> **TASK OBJECTIVE**
In the entries that follow, find the word "ylabel" and report each line it is on.

> **Data records**
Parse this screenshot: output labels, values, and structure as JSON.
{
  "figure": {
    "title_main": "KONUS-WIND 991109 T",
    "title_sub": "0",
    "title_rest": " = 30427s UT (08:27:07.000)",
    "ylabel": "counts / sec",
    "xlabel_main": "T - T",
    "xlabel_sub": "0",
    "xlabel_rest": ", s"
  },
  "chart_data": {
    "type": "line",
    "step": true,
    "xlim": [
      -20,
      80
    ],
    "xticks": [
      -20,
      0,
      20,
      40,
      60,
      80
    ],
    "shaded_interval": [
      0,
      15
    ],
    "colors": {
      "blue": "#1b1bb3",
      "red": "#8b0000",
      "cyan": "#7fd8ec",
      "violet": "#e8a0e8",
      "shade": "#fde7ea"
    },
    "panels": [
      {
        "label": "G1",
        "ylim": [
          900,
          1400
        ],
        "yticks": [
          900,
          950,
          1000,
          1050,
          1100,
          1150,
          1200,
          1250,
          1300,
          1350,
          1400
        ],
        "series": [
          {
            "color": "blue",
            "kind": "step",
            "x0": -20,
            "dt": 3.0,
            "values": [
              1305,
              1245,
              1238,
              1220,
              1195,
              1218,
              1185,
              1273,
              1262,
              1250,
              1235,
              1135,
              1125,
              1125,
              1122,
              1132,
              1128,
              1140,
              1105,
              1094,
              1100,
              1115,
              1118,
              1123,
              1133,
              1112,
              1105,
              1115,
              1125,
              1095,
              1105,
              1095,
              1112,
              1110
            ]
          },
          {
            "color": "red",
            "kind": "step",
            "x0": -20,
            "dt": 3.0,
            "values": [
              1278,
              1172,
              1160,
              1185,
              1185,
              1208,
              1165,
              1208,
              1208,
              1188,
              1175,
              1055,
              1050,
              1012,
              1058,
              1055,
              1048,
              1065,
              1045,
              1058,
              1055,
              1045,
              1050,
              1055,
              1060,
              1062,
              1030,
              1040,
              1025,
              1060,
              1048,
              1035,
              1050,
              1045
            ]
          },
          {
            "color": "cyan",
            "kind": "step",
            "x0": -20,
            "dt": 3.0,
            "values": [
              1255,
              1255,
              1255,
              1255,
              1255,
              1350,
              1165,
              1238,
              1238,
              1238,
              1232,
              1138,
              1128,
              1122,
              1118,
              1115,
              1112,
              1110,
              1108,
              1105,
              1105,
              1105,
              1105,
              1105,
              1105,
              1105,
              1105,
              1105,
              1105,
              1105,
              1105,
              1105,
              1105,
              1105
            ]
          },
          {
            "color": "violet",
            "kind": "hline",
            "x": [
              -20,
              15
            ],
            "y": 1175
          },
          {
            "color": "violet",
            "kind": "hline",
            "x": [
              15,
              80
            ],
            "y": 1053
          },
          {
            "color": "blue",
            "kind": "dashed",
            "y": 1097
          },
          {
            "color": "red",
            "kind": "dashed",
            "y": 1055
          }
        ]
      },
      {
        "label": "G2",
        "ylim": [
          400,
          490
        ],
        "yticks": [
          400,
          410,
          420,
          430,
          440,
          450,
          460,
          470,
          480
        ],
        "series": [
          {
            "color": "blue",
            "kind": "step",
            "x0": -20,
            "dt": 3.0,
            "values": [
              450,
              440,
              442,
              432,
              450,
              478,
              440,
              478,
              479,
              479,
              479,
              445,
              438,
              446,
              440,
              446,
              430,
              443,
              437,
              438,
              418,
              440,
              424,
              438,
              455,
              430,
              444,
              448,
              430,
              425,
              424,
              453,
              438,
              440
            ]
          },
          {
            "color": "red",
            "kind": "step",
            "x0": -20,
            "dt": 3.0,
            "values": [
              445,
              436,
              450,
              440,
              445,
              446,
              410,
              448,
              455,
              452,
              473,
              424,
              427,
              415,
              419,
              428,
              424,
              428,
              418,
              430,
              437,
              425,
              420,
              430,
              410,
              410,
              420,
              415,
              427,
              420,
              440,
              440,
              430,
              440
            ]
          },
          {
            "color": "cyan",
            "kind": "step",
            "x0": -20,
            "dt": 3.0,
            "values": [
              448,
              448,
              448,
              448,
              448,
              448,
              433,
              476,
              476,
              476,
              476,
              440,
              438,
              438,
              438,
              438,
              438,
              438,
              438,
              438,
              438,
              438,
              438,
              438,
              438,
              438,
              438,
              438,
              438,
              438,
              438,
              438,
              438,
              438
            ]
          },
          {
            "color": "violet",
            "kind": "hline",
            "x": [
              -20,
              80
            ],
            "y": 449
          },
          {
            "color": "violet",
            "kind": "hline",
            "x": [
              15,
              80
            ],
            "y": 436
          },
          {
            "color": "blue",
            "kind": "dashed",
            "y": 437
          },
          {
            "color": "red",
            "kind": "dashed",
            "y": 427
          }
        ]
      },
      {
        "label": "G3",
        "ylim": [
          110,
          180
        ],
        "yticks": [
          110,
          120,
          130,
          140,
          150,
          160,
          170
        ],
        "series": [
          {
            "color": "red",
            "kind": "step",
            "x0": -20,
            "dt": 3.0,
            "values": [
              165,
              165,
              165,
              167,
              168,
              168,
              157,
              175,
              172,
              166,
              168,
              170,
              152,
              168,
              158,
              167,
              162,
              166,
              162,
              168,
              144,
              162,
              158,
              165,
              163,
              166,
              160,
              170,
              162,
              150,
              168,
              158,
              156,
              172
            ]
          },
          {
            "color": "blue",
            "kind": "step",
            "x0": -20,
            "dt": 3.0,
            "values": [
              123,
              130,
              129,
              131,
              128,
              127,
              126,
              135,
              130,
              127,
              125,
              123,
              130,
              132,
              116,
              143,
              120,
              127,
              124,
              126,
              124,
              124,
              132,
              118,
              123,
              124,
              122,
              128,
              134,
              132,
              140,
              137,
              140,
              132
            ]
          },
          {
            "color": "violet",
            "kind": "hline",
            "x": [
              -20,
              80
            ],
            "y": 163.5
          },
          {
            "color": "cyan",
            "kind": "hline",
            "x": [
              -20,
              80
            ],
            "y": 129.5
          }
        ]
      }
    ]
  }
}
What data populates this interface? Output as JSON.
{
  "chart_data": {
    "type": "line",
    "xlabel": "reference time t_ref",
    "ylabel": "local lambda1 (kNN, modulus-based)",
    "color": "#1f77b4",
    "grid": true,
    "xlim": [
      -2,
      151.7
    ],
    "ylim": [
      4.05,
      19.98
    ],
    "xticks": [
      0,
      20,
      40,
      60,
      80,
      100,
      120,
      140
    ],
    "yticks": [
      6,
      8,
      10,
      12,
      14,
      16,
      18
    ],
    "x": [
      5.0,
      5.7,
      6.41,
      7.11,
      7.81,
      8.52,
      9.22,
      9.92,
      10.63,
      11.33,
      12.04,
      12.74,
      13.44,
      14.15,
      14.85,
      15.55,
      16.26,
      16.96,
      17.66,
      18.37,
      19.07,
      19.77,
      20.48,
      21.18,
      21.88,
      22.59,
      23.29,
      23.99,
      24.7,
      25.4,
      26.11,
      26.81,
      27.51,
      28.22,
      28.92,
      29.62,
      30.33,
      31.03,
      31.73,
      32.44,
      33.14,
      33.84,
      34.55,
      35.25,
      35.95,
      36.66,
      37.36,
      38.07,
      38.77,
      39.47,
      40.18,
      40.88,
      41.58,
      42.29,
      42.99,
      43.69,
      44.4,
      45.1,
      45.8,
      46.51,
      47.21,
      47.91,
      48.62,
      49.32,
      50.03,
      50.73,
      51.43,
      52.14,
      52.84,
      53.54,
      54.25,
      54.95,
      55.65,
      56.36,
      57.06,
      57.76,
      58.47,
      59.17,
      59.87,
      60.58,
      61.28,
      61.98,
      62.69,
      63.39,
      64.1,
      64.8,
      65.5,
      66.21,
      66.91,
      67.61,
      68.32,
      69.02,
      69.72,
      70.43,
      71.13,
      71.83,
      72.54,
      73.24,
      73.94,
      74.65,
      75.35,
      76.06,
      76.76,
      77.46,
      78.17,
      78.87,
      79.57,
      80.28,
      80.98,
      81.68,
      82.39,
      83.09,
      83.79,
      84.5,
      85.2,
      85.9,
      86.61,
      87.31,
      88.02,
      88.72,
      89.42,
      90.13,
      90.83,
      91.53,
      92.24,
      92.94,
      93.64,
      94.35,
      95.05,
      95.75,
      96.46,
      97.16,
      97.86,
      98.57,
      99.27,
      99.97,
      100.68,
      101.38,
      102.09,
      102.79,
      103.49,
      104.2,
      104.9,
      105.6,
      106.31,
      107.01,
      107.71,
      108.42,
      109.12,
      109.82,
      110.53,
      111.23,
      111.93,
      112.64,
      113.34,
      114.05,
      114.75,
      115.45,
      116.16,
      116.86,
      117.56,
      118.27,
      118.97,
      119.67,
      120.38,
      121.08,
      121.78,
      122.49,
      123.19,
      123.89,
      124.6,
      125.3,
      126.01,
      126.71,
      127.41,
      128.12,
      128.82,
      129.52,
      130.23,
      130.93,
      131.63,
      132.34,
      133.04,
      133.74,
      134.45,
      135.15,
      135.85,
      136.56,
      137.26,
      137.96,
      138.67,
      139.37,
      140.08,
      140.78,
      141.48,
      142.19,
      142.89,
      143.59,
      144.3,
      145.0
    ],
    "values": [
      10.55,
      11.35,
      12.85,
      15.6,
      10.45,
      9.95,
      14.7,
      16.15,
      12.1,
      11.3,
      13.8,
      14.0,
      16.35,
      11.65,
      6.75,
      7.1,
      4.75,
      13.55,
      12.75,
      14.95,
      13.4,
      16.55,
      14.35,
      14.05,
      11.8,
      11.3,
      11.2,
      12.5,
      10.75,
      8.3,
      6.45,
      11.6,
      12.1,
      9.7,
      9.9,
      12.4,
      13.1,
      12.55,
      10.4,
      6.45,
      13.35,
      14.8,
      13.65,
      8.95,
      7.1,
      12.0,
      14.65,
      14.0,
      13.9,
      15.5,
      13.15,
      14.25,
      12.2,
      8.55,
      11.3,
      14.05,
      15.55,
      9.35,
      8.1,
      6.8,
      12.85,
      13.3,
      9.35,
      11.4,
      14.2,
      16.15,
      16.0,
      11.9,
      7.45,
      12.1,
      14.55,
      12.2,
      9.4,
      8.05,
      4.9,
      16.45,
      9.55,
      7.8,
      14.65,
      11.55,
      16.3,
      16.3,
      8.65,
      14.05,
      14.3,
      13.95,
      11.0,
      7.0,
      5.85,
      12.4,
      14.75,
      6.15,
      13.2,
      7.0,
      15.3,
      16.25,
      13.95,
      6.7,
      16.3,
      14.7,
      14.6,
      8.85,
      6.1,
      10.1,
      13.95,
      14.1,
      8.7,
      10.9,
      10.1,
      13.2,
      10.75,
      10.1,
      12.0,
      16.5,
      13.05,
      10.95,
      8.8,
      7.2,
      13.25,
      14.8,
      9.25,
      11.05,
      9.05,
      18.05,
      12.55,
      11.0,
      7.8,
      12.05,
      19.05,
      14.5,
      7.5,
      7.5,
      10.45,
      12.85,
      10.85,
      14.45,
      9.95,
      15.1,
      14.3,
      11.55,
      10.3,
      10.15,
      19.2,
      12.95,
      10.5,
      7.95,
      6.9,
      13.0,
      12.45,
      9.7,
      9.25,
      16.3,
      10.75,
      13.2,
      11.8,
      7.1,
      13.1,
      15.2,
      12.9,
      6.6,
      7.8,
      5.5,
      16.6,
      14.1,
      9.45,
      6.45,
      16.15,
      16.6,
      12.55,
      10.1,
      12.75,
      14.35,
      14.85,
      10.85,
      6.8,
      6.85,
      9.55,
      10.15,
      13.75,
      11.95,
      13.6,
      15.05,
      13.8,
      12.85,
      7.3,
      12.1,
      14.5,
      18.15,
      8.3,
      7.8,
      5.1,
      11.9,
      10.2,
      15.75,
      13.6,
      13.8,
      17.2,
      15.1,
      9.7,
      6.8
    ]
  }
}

> **RESULT OF THIS EXERCISE**
    "ylabel": "counts / sec",
    "ylabel": "local lambda1 (kNN, modulus-based)",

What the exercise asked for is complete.